Report, word for word, every line of the material that contains "image".

◆ ◆ ◆ ◆ ◆ ◆ ◆

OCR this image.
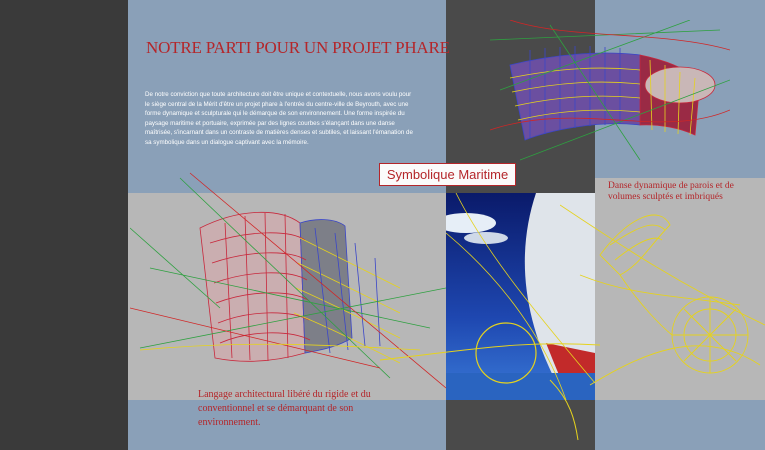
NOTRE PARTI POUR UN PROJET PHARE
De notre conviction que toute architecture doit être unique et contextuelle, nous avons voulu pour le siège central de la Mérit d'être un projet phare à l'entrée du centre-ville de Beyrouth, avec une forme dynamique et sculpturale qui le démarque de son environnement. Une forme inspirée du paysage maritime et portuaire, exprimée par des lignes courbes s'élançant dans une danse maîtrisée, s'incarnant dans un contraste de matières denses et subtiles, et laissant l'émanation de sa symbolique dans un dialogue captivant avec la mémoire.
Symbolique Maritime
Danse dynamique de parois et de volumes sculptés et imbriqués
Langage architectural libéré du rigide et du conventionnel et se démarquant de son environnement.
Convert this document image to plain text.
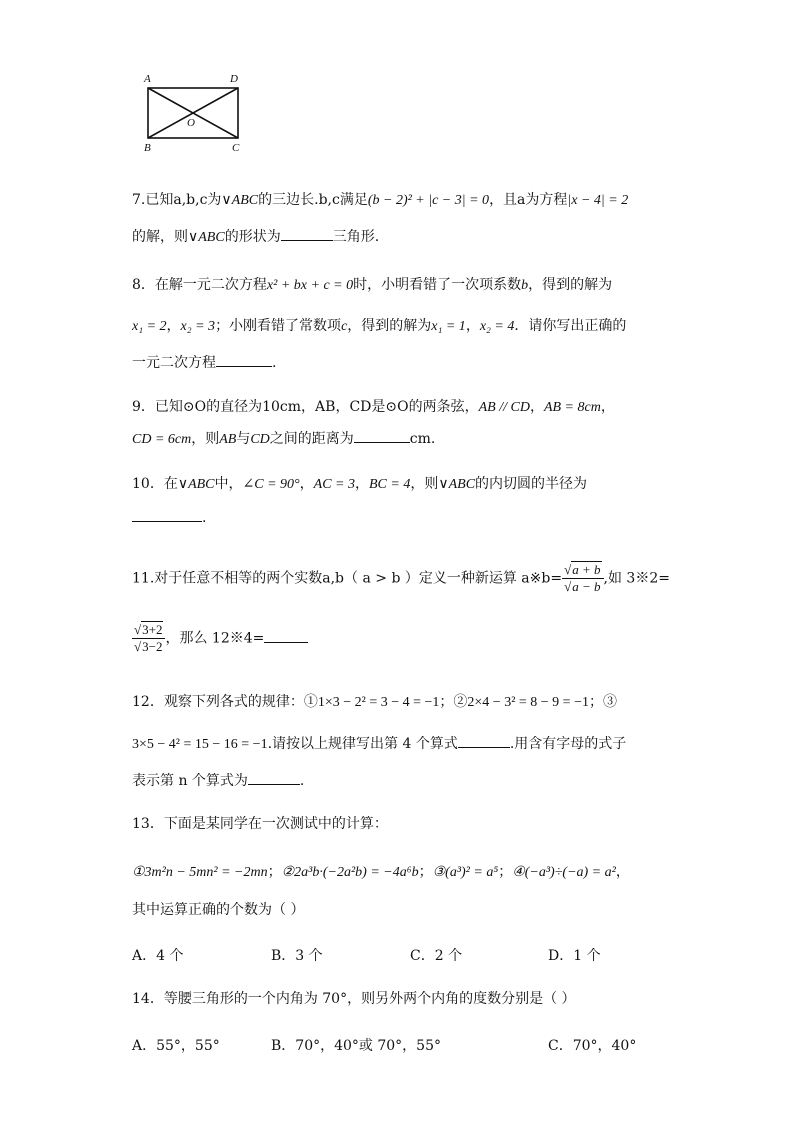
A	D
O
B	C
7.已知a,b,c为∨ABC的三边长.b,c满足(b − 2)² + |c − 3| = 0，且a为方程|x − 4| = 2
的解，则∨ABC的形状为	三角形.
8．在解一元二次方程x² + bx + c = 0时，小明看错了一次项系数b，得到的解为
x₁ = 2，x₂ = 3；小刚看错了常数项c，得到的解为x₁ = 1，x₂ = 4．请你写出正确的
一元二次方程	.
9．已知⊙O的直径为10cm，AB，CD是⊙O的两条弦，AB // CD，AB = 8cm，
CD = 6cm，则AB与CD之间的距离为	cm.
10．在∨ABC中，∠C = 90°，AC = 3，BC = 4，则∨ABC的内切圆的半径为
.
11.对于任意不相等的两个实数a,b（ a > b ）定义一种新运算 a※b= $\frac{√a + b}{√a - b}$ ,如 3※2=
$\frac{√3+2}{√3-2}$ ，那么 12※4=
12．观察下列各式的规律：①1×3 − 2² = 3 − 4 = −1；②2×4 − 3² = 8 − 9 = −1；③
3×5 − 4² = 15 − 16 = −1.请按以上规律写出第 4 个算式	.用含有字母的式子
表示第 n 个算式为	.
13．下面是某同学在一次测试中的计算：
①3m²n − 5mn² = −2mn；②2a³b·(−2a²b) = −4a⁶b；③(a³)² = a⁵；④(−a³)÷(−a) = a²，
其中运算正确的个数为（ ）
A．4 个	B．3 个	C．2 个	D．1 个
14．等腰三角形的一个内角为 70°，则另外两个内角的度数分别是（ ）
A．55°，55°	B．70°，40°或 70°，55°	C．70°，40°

◆ ◆ ◆ ◆ ◆ ◆ ◆

• [The answer]:
OCR this image.
Convert this document image to plain text.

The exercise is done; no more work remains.